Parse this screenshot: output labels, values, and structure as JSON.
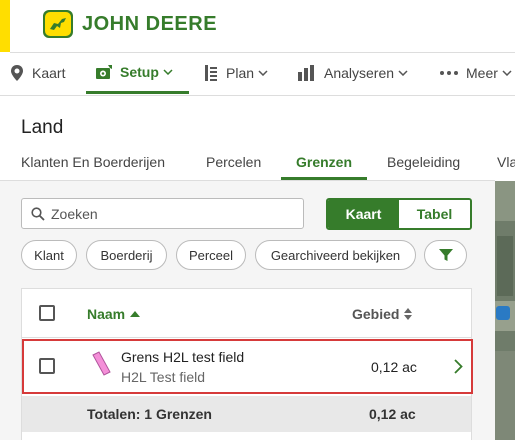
{
  "brand": {
    "name": "JOHN DEERE",
    "primary_color": "#367C2B",
    "accent_color": "#FFDE00"
  },
  "nav": {
    "items": [
      {
        "label": "Kaart",
        "icon": "map-pin-icon"
      },
      {
        "label": "Setup",
        "icon": "gear-icon",
        "active": true
      },
      {
        "label": "Plan",
        "icon": "plan-icon"
      },
      {
        "label": "Analyseren",
        "icon": "bar-chart-icon"
      },
      {
        "label": "Meer",
        "icon": "more-dots-icon"
      }
    ]
  },
  "page": {
    "title": "Land"
  },
  "tabs": [
    {
      "label": "Klanten En Boerderijen"
    },
    {
      "label": "Percelen"
    },
    {
      "label": "Grenzen",
      "active": true
    },
    {
      "label": "Begeleiding"
    },
    {
      "label": "Vla"
    }
  ],
  "search": {
    "placeholder": "Zoeken"
  },
  "view_toggle": {
    "map_label": "Kaart",
    "table_label": "Tabel",
    "selected": "Kaart"
  },
  "filters": {
    "chips": [
      {
        "label": "Klant"
      },
      {
        "label": "Boerderij"
      },
      {
        "label": "Perceel"
      },
      {
        "label": "Gearchiveerd bekijken"
      }
    ]
  },
  "table": {
    "columns": {
      "name": "Naam",
      "area": "Gebied"
    },
    "rows": [
      {
        "title": "Grens H2L test field",
        "subtitle": "H2L Test field",
        "area": "0,12 ac",
        "shape_color": "#F48FD8"
      }
    ],
    "totals": {
      "label": "Totalen: 1 Grenzen",
      "area": "0,12 ac"
    }
  }
}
━━━━
## [OBJECTIVE]
Copy the records exactly as they appear, excluding images.

## [RESULT]
Parse this screenshot: output labels, values, and structure as JSON.
{
  "brand": {
    "name": "JOHN DEERE",
    "primary_color": "#367C2B",
    "accent_color": "#FFDE00"
  },
  "nav": {
    "items": [
      {
        "label": "Kaart",
        "icon": "map-pin-icon"
      },
      {
        "label": "Setup",
        "icon": "gear-icon",
        "active": true
      },
      {
        "label": "Plan",
        "icon": "plan-icon"
      },
      {
        "label": "Analyseren",
        "icon": "bar-chart-icon"
      },
      {
        "label": "Meer",
        "icon": "more-dots-icon"
      }
    ]
  },
  "page": {
    "title": "Land"
  },
  "tabs": [
    {
      "label": "Klanten En Boerderijen"
    },
    {
      "label": "Percelen"
    },
    {
      "label": "Grenzen",
      "active": true
    },
    {
      "label": "Begeleiding"
    },
    {
      "label": "Vla"
    }
  ],
  "search": {
    "placeholder": "Zoeken"
  },
  "view_toggle": {
    "map_label": "Kaart",
    "table_label": "Tabel",
    "selected": "Kaart"
  },
  "filters": {
    "chips": [
      {
        "label": "Klant"
      },
      {
        "label": "Boerderij"
      },
      {
        "label": "Perceel"
      },
      {
        "label": "Gearchiveerd bekijken"
      }
    ]
  },
  "table": {
    "columns": {
      "name": "Naam",
      "area": "Gebied"
    },
    "rows": [
      {
        "title": "Grens H2L test field",
        "subtitle": "H2L Test field",
        "area": "0,12 ac",
        "shape_color": "#F48FD8"
      }
    ],
    "totals": {
      "label": "Totalen: 1 Grenzen",
      "area": "0,12 ac"
    }
  }
}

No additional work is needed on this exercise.